- [Instructions to follow]:
Please repeat the lines from the start through the line with "topbar: admin xyxy=(375,0,1920,103)" without changing anything, and output only those lines.

- [Task data]:
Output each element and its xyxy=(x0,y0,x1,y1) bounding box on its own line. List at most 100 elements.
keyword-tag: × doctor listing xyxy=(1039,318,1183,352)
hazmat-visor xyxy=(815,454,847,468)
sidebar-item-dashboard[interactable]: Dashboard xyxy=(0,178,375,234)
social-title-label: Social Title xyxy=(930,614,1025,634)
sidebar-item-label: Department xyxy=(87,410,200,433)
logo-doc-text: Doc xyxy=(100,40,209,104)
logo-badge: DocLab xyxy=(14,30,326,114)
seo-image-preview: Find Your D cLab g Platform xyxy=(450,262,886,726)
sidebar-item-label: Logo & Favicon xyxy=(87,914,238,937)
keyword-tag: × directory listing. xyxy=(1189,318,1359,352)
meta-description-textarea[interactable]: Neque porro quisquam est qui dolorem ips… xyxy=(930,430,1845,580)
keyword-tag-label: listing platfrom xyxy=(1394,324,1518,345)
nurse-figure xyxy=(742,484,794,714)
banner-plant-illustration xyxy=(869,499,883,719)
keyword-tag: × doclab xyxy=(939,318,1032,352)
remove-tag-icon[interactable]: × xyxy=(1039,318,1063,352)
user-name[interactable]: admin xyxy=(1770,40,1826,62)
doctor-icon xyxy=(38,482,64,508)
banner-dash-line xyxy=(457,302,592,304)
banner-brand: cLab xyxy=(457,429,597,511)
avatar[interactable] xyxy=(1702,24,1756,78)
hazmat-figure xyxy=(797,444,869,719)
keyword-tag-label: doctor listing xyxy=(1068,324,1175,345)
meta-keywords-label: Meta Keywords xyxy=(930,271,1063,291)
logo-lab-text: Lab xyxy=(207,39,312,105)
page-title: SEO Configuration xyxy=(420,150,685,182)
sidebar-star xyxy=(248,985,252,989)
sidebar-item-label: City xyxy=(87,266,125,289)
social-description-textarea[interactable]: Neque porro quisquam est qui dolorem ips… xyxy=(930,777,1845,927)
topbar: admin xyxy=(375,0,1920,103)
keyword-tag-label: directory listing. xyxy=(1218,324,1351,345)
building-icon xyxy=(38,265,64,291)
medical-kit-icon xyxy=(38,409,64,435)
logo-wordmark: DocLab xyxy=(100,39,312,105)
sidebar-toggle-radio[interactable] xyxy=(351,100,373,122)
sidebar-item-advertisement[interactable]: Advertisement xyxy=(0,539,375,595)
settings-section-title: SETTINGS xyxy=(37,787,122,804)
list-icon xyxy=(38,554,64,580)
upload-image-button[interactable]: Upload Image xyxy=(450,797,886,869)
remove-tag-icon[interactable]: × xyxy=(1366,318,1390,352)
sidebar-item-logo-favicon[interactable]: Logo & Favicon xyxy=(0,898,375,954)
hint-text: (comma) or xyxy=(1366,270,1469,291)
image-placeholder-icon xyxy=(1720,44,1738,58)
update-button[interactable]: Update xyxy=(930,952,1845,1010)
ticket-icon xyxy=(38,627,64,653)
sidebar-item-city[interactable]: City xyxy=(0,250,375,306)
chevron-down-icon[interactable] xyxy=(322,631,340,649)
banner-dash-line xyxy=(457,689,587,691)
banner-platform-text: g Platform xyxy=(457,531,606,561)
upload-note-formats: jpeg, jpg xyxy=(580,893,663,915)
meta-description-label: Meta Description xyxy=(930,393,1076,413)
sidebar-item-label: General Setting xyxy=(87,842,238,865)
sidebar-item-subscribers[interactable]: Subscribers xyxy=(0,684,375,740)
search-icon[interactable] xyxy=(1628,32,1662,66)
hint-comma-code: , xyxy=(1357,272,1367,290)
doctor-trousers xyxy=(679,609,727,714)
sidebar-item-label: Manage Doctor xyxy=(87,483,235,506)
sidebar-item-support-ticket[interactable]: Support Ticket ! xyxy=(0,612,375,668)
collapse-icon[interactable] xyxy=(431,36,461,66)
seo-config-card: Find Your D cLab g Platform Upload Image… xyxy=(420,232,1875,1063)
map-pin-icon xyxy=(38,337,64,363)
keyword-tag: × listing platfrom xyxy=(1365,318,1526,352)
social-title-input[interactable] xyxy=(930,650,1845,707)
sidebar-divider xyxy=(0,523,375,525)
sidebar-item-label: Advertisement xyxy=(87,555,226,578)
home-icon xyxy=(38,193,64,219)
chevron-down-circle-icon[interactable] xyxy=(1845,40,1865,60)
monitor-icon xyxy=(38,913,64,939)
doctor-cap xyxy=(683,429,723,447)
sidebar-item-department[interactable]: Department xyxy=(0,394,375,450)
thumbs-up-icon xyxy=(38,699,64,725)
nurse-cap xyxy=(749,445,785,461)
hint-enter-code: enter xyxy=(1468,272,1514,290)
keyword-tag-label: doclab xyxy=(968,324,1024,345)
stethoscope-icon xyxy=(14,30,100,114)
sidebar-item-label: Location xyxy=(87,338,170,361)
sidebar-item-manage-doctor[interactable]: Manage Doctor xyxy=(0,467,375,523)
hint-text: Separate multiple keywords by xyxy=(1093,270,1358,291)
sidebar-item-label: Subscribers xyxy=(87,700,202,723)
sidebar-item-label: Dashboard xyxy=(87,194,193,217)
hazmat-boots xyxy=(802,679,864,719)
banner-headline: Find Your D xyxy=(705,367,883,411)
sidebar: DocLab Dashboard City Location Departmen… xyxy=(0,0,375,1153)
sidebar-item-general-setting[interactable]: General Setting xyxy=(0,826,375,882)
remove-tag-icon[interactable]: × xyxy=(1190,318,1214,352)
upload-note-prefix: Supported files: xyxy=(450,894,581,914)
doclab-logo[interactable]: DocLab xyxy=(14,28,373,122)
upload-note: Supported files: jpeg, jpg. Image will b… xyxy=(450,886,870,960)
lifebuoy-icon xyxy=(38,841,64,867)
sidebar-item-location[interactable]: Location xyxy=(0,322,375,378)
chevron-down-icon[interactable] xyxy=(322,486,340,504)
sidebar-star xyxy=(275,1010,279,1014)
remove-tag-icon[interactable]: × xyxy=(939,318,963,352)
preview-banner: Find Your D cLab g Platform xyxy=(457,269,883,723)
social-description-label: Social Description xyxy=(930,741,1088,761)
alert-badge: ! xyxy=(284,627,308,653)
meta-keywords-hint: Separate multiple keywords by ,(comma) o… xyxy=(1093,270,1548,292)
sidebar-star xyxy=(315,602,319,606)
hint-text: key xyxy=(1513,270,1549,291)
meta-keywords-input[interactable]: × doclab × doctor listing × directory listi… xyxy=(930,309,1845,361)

- [Exercise solution]:
Output each element and its xyxy=(x0,y0,x1,y1) bounding box on its own line. List at most 100 elements.
keyword-tag: × doctor listing xyxy=(1039,318,1183,352)
hazmat-visor xyxy=(815,454,847,468)
sidebar-item-dashboard[interactable]: Dashboard xyxy=(0,178,375,234)
social-title-label: Social Title xyxy=(930,614,1025,634)
sidebar-item-label: Department xyxy=(87,410,200,433)
logo-doc-text: Doc xyxy=(100,40,209,104)
logo-badge: DocLab xyxy=(14,30,326,114)
seo-image-preview: Find Your D cLab g Platform xyxy=(450,262,886,726)
sidebar-item-label: Logo & Favicon xyxy=(87,914,238,937)
keyword-tag: × directory listing. xyxy=(1189,318,1359,352)
meta-description-textarea[interactable]: Neque porro quisquam est qui dolorem ips… xyxy=(930,430,1845,580)
keyword-tag-label: listing platfrom xyxy=(1394,324,1518,345)
nurse-figure xyxy=(742,484,794,714)
banner-plant-illustration xyxy=(869,499,883,719)
keyword-tag: × doclab xyxy=(939,318,1032,352)
remove-tag-icon[interactable]: × xyxy=(1039,318,1063,352)
user-name[interactable]: admin xyxy=(1770,40,1826,62)
doctor-icon xyxy=(38,482,64,508)
banner-dash-line xyxy=(457,302,592,304)
banner-brand: cLab xyxy=(457,429,597,511)
avatar[interactable] xyxy=(1702,24,1756,78)
hazmat-figure xyxy=(797,444,869,719)
keyword-tag-label: doctor listing xyxy=(1068,324,1175,345)
meta-keywords-label: Meta Keywords xyxy=(930,271,1063,291)
logo-lab-text: Lab xyxy=(207,39,312,105)
page-title: SEO Configuration xyxy=(420,150,685,182)
sidebar-star xyxy=(248,985,252,989)
sidebar-item-label: City xyxy=(87,266,125,289)
social-description-textarea[interactable]: Neque porro quisquam est qui dolorem ips… xyxy=(930,777,1845,927)
topbar: admin xyxy=(375,0,1920,103)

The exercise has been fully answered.